** start of PROVIDED RECORDS **

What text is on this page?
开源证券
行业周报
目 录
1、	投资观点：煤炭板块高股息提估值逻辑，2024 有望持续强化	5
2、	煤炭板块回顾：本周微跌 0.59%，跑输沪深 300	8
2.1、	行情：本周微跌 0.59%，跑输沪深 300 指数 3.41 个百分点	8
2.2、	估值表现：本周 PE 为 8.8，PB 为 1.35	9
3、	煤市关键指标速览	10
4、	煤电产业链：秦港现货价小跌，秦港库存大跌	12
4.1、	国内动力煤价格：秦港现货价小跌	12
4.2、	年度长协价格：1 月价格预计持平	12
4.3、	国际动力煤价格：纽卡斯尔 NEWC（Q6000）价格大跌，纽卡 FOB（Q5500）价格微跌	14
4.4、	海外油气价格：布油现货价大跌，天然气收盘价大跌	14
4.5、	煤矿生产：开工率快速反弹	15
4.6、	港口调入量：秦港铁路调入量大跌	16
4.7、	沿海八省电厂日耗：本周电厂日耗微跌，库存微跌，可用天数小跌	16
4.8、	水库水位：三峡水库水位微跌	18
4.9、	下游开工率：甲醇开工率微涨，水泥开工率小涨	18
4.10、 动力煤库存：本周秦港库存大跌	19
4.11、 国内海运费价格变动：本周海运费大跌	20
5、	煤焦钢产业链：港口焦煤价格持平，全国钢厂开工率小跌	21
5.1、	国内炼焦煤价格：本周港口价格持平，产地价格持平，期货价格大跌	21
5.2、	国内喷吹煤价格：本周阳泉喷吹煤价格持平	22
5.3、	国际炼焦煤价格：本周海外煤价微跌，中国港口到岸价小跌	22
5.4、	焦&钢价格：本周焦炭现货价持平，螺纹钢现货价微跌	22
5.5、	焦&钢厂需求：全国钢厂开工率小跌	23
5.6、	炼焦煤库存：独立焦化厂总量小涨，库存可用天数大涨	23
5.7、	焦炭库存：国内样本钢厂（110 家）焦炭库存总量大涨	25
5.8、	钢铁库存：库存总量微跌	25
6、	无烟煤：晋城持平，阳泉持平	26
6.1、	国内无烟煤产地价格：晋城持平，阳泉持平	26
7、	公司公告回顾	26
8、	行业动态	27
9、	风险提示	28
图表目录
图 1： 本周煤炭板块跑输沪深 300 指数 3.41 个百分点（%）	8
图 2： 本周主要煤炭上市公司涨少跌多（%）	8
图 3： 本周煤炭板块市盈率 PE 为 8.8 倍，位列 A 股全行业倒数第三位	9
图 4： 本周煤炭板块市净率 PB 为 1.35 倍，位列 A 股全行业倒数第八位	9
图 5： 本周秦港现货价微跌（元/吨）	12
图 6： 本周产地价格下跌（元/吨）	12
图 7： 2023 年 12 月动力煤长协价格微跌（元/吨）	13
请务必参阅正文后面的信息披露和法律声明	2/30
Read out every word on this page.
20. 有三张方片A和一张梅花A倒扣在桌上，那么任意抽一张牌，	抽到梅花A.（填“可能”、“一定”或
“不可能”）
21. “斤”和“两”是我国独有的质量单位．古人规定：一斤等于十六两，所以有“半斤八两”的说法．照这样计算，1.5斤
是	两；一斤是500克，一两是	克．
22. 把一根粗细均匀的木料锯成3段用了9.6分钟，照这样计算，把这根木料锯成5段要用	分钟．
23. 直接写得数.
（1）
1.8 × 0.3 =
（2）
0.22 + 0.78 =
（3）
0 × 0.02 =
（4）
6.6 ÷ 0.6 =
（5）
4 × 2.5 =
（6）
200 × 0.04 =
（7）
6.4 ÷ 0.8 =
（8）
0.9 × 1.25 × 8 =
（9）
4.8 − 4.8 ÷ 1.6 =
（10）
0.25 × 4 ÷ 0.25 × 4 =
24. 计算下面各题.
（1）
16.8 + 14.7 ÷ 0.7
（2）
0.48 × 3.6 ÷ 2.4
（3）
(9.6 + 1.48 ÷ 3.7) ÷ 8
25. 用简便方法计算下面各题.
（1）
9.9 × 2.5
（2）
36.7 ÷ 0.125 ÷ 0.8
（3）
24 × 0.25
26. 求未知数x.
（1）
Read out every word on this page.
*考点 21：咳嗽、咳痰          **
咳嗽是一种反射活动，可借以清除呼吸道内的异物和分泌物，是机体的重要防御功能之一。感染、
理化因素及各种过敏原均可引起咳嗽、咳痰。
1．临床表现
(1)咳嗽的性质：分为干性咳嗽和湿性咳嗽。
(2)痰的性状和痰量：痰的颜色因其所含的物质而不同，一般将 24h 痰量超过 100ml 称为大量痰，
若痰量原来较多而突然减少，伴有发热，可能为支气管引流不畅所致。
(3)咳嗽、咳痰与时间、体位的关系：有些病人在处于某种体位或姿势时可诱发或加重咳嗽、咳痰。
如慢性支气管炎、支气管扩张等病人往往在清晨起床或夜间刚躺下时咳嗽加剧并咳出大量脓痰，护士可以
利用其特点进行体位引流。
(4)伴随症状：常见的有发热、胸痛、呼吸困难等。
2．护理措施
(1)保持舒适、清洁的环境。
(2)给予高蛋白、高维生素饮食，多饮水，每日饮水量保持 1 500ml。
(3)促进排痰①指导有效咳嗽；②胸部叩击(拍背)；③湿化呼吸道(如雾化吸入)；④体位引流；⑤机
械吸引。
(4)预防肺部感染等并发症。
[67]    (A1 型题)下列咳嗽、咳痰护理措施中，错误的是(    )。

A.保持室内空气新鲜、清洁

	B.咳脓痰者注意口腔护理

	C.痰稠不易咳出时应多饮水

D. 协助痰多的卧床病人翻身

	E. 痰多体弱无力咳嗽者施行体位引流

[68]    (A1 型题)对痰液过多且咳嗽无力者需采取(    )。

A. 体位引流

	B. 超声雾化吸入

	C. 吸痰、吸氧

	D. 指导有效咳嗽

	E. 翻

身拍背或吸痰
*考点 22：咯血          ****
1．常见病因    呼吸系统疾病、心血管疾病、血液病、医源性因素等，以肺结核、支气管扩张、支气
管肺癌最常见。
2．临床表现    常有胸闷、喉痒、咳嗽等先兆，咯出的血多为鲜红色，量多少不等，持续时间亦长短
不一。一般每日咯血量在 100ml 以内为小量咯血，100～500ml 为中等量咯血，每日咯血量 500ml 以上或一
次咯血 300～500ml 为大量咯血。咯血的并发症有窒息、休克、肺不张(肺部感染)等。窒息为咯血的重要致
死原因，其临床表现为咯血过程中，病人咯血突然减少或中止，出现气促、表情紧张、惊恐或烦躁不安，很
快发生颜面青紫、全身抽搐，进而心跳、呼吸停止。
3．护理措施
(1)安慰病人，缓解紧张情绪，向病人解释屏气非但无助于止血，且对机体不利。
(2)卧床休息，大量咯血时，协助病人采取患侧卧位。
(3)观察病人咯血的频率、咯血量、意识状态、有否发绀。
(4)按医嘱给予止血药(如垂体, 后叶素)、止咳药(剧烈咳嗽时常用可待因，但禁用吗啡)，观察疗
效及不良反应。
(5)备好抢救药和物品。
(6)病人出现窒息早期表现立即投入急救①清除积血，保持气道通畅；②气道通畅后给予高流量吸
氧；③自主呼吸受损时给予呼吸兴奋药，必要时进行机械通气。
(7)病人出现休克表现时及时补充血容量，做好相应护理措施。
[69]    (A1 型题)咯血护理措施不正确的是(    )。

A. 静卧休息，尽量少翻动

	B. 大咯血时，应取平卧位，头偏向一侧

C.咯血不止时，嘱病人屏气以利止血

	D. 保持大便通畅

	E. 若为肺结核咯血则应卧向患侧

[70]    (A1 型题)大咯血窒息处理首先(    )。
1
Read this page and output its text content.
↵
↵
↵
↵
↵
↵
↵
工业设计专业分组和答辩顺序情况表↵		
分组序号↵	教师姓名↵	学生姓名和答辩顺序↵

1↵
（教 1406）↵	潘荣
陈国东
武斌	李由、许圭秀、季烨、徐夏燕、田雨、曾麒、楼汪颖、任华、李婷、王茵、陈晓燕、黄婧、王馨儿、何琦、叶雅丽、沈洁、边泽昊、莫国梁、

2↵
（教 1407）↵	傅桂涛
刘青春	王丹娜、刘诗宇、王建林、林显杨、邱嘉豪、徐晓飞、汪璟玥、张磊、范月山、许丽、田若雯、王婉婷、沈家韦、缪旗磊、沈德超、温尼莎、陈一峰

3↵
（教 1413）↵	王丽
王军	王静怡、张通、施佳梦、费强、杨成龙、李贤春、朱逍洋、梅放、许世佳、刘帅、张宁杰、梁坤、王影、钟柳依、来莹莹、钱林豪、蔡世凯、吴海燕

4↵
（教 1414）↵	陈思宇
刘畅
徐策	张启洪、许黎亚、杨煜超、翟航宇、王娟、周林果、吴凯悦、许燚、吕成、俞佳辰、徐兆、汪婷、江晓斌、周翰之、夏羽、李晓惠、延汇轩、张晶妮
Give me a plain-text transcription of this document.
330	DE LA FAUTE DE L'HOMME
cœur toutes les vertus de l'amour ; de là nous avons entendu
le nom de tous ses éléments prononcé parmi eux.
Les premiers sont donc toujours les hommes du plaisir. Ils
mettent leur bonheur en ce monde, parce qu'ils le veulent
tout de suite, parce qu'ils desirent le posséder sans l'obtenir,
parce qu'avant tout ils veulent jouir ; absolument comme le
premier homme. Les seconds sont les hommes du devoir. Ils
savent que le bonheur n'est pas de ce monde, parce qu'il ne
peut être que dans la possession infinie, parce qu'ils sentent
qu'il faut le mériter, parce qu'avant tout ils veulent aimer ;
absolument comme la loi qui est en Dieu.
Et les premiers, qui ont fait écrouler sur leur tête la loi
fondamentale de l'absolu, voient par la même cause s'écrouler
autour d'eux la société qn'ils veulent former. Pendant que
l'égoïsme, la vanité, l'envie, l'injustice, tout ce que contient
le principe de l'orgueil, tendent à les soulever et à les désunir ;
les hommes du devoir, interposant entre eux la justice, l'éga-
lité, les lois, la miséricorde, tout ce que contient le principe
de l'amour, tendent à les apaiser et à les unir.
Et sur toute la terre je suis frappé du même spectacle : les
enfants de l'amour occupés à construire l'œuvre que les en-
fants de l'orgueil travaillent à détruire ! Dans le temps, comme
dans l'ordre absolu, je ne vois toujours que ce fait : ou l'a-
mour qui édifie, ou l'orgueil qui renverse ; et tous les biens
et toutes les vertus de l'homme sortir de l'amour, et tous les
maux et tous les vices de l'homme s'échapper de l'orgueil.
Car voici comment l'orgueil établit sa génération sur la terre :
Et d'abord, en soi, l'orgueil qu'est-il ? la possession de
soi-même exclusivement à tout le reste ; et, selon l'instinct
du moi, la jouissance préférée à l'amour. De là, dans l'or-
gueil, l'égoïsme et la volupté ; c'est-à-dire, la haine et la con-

** end of PROVIDED RECORDS **

REQUIRED TASK |
Your task is to gather every line with the word "hommes" and copy it.

TASK OUTPUT |
Les premiers sont donc toujours les hommes du plaisir. Ils
premier homme. Les seconds sont les hommes du devoir. Ils
les hommes du devoir, interposant entre eux la justice, l'éga-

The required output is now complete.